**WRITTEN INSTRUCTION**
Pictures aside, quote the whole listing exactly.

____ AVAILABLE DATA

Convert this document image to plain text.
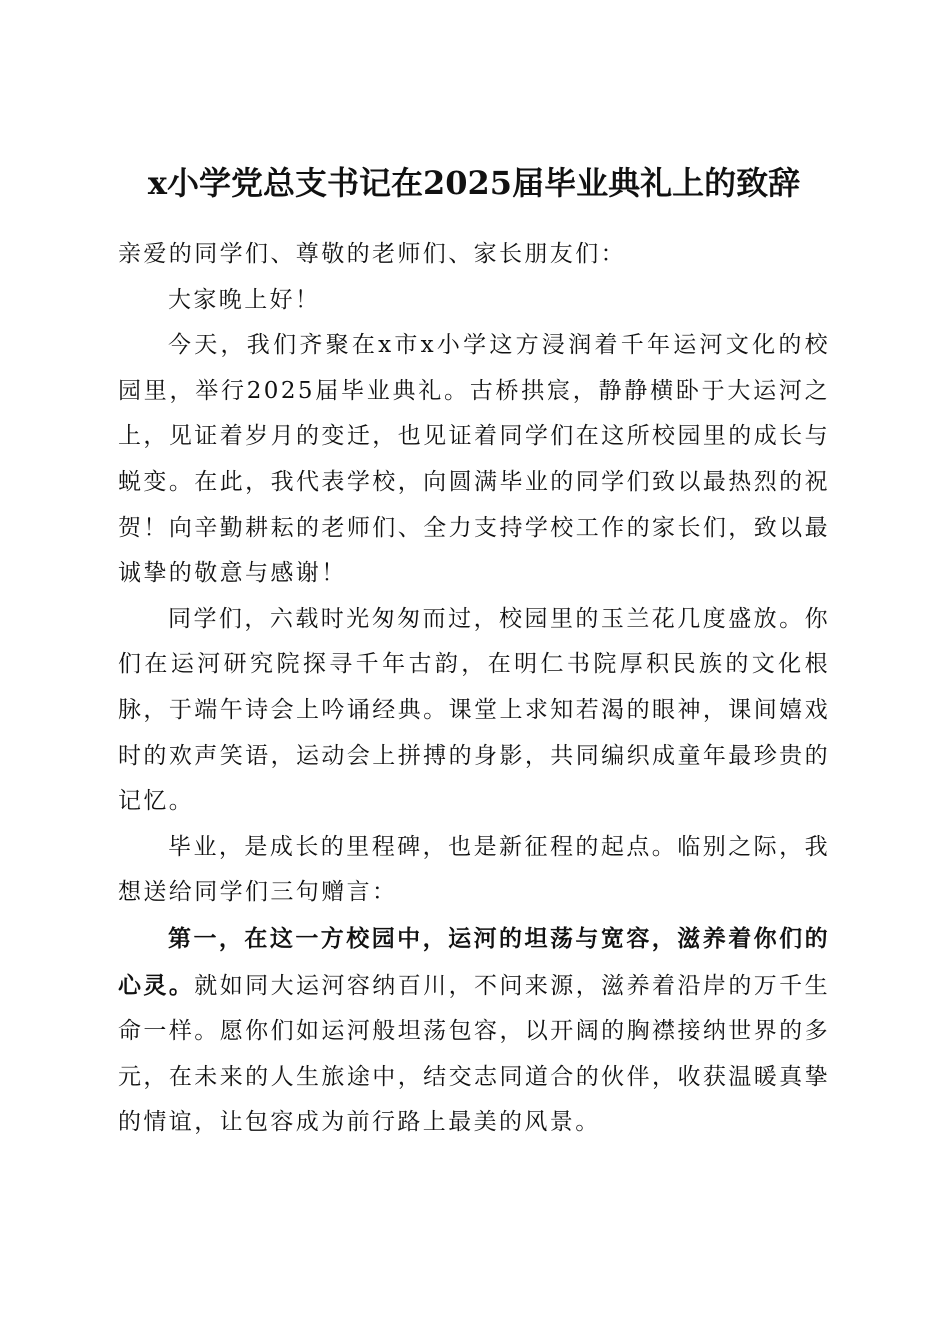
x小学党总支书记在2025届毕业典礼上的致辞

亲爱的同学们、尊敬的老师们、家长朋友们：

大家晚上好！

今天，我们齐聚在x市x小学这方浸润着千年运河文化的校园里，举行2025届毕业典礼。古桥拱宸，静静横卧于大运河之上，见证着岁月的变迁，也见证着同学们在这所校园里的成长与蜕变。在此，我代表学校，向圆满毕业的同学们致以最热烈的祝贺！向辛勤耕耘的老师们、全力支持学校工作的家长们，致以最诚挚的敬意与感谢！

同学们，六载时光匆匆而过，校园里的玉兰花几度盛放。你们在运河研究院探寻千年古韵，在明仁书院厚积民族的文化根脉，于端午诗会上吟诵经典。课堂上求知若渴的眼神，课间嬉戏时的欢声笑语，运动会上拼搏的身影，共同编织成童年最珍贵的记忆。

毕业，是成长的里程碑，也是新征程的起点。临别之际，我想送给同学们三句赠言：

第一，在这一方校园中，运河的坦荡与宽容，滋养着你们的心灵。就如同大运河容纳百川，不问来源，滋养着沿岸的万千生命一样。愿你们如运河般坦荡包容，以开阔的胸襟接纳世界的多元，在未来的人生旅途中，结交志同道合的伙伴，收获温暖真挚的情谊，让包容成为前行路上最美的风景。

________

**WRITTEN ANSWER**
Convert this document image to plain text.
x小学党总支书记在2025届毕业典礼上的致辞

亲爱的同学们、尊敬的老师们、家长朋友们：

大家晚上好！

今天，我们齐聚在x市x小学这方浸润着千年运河文化的校园里，举行2025届毕业典礼。古桥拱宸，静静横卧于大运河之上，见证着岁月的变迁，也见证着同学们在这所校园里的成长与蜕变。在此，我代表学校，向圆满毕业的同学们致以最热烈的祝贺！向辛勤耕耘的老师们、全力支持学校工作的家长们，致以最诚挚的敬意与感谢！

同学们，六载时光匆匆而过，校园里的玉兰花几度盛放。你们在运河研究院探寻千年古韵，在明仁书院厚积民族的文化根脉，于端午诗会上吟诵经典。课堂上求知若渴的眼神，课间嬉戏时的欢声笑语，运动会上拼搏的身影，共同编织成童年最珍贵的记忆。

毕业，是成长的里程碑，也是新征程的起点。临别之际，我想送给同学们三句赠言：

第一，在这一方校园中，运河的坦荡与宽容，滋养着你们的心灵。就如同大运河容纳百川，不问来源，滋养着沿岸的万千生命一样。愿你们如运河般坦荡包容，以开阔的胸襟接纳世界的多元，在未来的人生旅途中，结交志同道合的伙伴，收获温暖真挚的情谊，让包容成为前行路上最美的风景。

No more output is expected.